- **GIVEN RECORDS**:
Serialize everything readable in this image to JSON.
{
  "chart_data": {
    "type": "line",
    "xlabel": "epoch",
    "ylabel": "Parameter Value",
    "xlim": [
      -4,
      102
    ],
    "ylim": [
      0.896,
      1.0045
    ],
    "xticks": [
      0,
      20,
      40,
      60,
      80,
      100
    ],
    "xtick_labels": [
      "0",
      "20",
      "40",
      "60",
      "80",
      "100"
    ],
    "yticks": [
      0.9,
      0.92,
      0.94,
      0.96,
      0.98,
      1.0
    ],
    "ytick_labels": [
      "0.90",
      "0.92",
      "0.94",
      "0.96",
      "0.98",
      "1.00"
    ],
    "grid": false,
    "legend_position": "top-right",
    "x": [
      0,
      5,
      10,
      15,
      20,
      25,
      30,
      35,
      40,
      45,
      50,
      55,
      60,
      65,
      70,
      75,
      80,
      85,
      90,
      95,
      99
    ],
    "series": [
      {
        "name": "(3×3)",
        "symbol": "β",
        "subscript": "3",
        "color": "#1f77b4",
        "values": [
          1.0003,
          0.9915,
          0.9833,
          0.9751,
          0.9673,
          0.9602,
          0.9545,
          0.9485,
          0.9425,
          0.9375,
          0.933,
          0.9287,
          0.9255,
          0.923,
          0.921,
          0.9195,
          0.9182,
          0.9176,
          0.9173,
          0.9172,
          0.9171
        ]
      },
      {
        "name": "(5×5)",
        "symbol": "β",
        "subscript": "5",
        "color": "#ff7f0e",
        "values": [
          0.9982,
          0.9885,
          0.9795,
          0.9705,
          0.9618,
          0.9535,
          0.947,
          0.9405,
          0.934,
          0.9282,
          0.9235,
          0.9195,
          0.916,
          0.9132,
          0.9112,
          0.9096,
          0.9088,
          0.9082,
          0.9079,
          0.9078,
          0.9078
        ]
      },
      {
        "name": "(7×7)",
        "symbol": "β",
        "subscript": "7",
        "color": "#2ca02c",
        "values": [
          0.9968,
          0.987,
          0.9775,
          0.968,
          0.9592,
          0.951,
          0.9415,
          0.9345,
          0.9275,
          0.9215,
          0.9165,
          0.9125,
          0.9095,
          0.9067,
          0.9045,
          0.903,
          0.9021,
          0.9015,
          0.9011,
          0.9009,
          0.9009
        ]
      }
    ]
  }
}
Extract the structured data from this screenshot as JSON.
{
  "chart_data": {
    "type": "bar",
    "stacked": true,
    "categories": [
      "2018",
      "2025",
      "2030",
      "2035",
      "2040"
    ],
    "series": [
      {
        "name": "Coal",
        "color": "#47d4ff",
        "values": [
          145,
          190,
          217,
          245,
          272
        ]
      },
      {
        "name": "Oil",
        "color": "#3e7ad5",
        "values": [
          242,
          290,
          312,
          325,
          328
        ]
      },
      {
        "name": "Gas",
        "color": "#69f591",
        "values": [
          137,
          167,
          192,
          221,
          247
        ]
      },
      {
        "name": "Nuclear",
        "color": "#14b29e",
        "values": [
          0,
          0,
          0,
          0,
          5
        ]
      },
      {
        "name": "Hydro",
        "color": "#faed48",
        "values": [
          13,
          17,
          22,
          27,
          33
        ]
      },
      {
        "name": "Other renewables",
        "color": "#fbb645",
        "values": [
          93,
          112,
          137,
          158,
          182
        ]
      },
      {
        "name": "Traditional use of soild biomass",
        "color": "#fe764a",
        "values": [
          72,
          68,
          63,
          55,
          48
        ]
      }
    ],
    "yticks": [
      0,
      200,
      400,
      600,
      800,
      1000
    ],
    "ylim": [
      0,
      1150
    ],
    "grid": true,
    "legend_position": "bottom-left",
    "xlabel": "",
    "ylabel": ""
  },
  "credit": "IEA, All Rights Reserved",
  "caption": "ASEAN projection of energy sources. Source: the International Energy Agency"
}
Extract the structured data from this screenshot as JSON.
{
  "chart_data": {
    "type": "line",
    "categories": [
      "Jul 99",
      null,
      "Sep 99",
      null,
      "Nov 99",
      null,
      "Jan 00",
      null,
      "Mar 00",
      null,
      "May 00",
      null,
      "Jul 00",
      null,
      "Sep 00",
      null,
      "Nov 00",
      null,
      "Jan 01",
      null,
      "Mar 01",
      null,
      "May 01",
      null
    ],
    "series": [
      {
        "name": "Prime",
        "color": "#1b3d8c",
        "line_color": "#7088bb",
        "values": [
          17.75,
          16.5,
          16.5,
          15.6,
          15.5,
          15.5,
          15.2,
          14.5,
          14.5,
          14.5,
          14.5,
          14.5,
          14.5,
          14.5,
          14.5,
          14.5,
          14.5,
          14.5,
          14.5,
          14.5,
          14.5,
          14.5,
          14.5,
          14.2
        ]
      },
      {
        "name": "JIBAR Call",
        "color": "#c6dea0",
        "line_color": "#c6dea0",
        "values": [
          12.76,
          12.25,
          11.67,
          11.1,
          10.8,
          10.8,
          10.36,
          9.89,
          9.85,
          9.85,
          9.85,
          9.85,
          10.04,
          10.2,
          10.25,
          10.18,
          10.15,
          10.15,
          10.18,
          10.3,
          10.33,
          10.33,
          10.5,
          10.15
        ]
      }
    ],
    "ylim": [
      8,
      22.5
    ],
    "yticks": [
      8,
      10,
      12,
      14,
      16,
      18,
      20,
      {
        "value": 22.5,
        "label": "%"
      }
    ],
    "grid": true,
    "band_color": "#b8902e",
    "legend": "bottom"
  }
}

- **GOAL OF THE EXERCISE**:
Output all records verbatim.

- **FULL ANSWER**:
Serialize everything readable in this image to JSON.
{
  "chart_data": {
    "type": "line",
    "xlabel": "epoch",
    "ylabel": "Parameter Value",
    "xlim": [
      -4,
      102
    ],
    "ylim": [
      0.896,
      1.0045
    ],
    "xticks": [
      0,
      20,
      40,
      60,
      80,
      100
    ],
    "xtick_labels": [
      "0",
      "20",
      "40",
      "60",
      "80",
      "100"
    ],
    "yticks": [
      0.9,
      0.92,
      0.94,
      0.96,
      0.98,
      1.0
    ],
    "ytick_labels": [
      "0.90",
      "0.92",
      "0.94",
      "0.96",
      "0.98",
      "1.00"
    ],
    "grid": false,
    "legend_position": "top-right",
    "x": [
      0,
      5,
      10,
      15,
      20,
      25,
      30,
      35,
      40,
      45,
      50,
      55,
      60,
      65,
      70,
      75,
      80,
      85,
      90,
      95,
      99
    ],
    "series": [
      {
        "name": "(3×3)",
        "symbol": "β",
        "subscript": "3",
        "color": "#1f77b4",
        "values": [
          1.0003,
          0.9915,
          0.9833,
          0.9751,
          0.9673,
          0.9602,
          0.9545,
          0.9485,
          0.9425,
          0.9375,
          0.933,
          0.9287,
          0.9255,
          0.923,
          0.921,
          0.9195,
          0.9182,
          0.9176,
          0.9173,
          0.9172,
          0.9171
        ]
      },
      {
        "name": "(5×5)",
        "symbol": "β",
        "subscript": "5",
        "color": "#ff7f0e",
        "values": [
          0.9982,
          0.9885,
          0.9795,
          0.9705,
          0.9618,
          0.9535,
          0.947,
          0.9405,
          0.934,
          0.9282,
          0.9235,
          0.9195,
          0.916,
          0.9132,
          0.9112,
          0.9096,
          0.9088,
          0.9082,
          0.9079,
          0.9078,
          0.9078
        ]
      },
      {
        "name": "(7×7)",
        "symbol": "β",
        "subscript": "7",
        "color": "#2ca02c",
        "values": [
          0.9968,
          0.987,
          0.9775,
          0.968,
          0.9592,
          0.951,
          0.9415,
          0.9345,
          0.9275,
          0.9215,
          0.9165,
          0.9125,
          0.9095,
          0.9067,
          0.9045,
          0.903,
          0.9021,
          0.9015,
          0.9011,
          0.9009,
          0.9009
        ]
      }
    ]
  }
}
Extract the structured data from this screenshot as JSON.
{
  "chart_data": {
    "type": "bar",
    "stacked": true,
    "categories": [
      "2018",
      "2025",
      "2030",
      "2035",
      "2040"
    ],
    "series": [
      {
        "name": "Coal",
        "color": "#47d4ff",
        "values": [
          145,
          190,
          217,
          245,
          272
        ]
      },
      {
        "name": "Oil",
        "color": "#3e7ad5",
        "values": [
          242,
          290,
          312,
          325,
          328
        ]
      },
      {
        "name": "Gas",
        "color": "#69f591",
        "values": [
          137,
          167,
          192,
          221,
          247
        ]
      },
      {
        "name": "Nuclear",
        "color": "#14b29e",
        "values": [
          0,
          0,
          0,
          0,
          5
        ]
      },
      {
        "name": "Hydro",
        "color": "#faed48",
        "values": [
          13,
          17,
          22,
          27,
          33
        ]
      },
      {
        "name": "Other renewables",
        "color": "#fbb645",
        "values": [
          93,
          112,
          137,
          158,
          182
        ]
      },
      {
        "name": "Traditional use of soild biomass",
        "color": "#fe764a",
        "values": [
          72,
          68,
          63,
          55,
          48
        ]
      }
    ],
    "yticks": [
      0,
      200,
      400,
      600,
      800,
      1000
    ],
    "ylim": [
      0,
      1150
    ],
    "grid": true,
    "legend_position": "bottom-left",
    "xlabel": "",
    "ylabel": ""
  },
  "credit": "IEA, All Rights Reserved",
  "caption": "ASEAN projection of energy sources. Source: the International Energy Agency"
}
Extract the structured data from this screenshot as JSON.
{
  "chart_data": {
    "type": "line",
    "categories": [
      "Jul 99",
      null,
      "Sep 99",
      null,
      "Nov 99",
      null,
      "Jan 00",
      null,
      "Mar 00",
      null,
      "May 00",
      null,
      "Jul 00",
      null,
      "Sep 00",
      null,
      "Nov 00",
      null,
      "Jan 01",
      null,
      "Mar 01",
      null,
      "May 01",
      null
    ],
    "series": [
      {
        "name": "Prime",
        "color": "#1b3d8c",
        "line_color": "#7088bb",
        "values": [
          17.75,
          16.5,
          16.5,
          15.6,
          15.5,
          15.5,
          15.2,
          14.5,
          14.5,
          14.5,
          14.5,
          14.5,
          14.5,
          14.5,
          14.5,
          14.5,
          14.5,
          14.5,
          14.5,
          14.5,
          14.5,
          14.5,
          14.5,
          14.2
        ]
      },
      {
        "name": "JIBAR Call",
        "color": "#c6dea0",
        "line_color": "#c6dea0",
        "values": [
          12.76,
          12.25,
          11.67,
          11.1,
          10.8,
          10.8,
          10.36,
          9.89,
          9.85,
          9.85,
          9.85,
          9.85,
          10.04,
          10.2,
          10.25,
          10.18,
          10.15,
          10.15,
          10.18,
          10.3,
          10.33,
          10.33,
          10.5,
          10.15
        ]
      }
    ],
    "ylim": [
      8,
      22.5
    ],
    "yticks": [
      8,
      10,
      12,
      14,
      16,
      18,
      20,
      {
        "value": 22.5,
        "label": "%"
      }
    ],
    "grid": true,
    "band_color": "#b8902e",
    "legend": "bottom"
  }
}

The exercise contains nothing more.